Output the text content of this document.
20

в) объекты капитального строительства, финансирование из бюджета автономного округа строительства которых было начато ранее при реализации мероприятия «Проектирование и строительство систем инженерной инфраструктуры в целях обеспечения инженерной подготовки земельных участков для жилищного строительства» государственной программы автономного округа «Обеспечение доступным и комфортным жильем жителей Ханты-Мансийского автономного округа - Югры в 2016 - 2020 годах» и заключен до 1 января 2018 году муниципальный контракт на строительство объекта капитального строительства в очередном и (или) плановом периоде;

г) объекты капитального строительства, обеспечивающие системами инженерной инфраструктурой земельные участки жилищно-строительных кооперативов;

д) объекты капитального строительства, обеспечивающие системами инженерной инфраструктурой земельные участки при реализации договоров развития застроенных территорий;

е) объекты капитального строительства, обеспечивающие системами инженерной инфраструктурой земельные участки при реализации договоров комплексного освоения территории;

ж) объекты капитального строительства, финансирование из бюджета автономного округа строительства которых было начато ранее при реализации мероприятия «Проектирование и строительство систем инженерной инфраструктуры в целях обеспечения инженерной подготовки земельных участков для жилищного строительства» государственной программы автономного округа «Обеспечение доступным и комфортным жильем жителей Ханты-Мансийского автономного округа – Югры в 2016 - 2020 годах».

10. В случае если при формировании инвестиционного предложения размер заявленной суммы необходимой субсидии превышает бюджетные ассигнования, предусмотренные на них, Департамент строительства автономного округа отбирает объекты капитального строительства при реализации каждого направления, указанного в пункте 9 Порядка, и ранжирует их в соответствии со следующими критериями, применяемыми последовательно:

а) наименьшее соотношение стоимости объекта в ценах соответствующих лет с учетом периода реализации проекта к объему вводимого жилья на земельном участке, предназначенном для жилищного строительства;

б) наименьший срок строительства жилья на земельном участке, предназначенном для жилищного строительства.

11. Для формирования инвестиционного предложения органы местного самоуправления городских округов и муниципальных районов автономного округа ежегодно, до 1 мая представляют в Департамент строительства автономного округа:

**Exercise task**. Pick out each line containing the string "Департамент" and copy it.

**Answer to this problem**.
10. В случае если при формировании инвестиционного предложения размер заявленной суммы необходимой субсидии превышает бюджетные ассигнования, предусмотренные на них, Департамент строительства автономного округа отбирает объекты капитального строительства при реализации каждого направления, указанного в пункте 9 Порядка, и ранжирует их в соответствии со следующими критериями, применяемыми последовательно:
11. Для формирования инвестиционного предложения органы местного самоуправления городских округов и муниципальных районов автономного округа ежегодно, до 1 мая представляют в Департамент строительства автономного округа:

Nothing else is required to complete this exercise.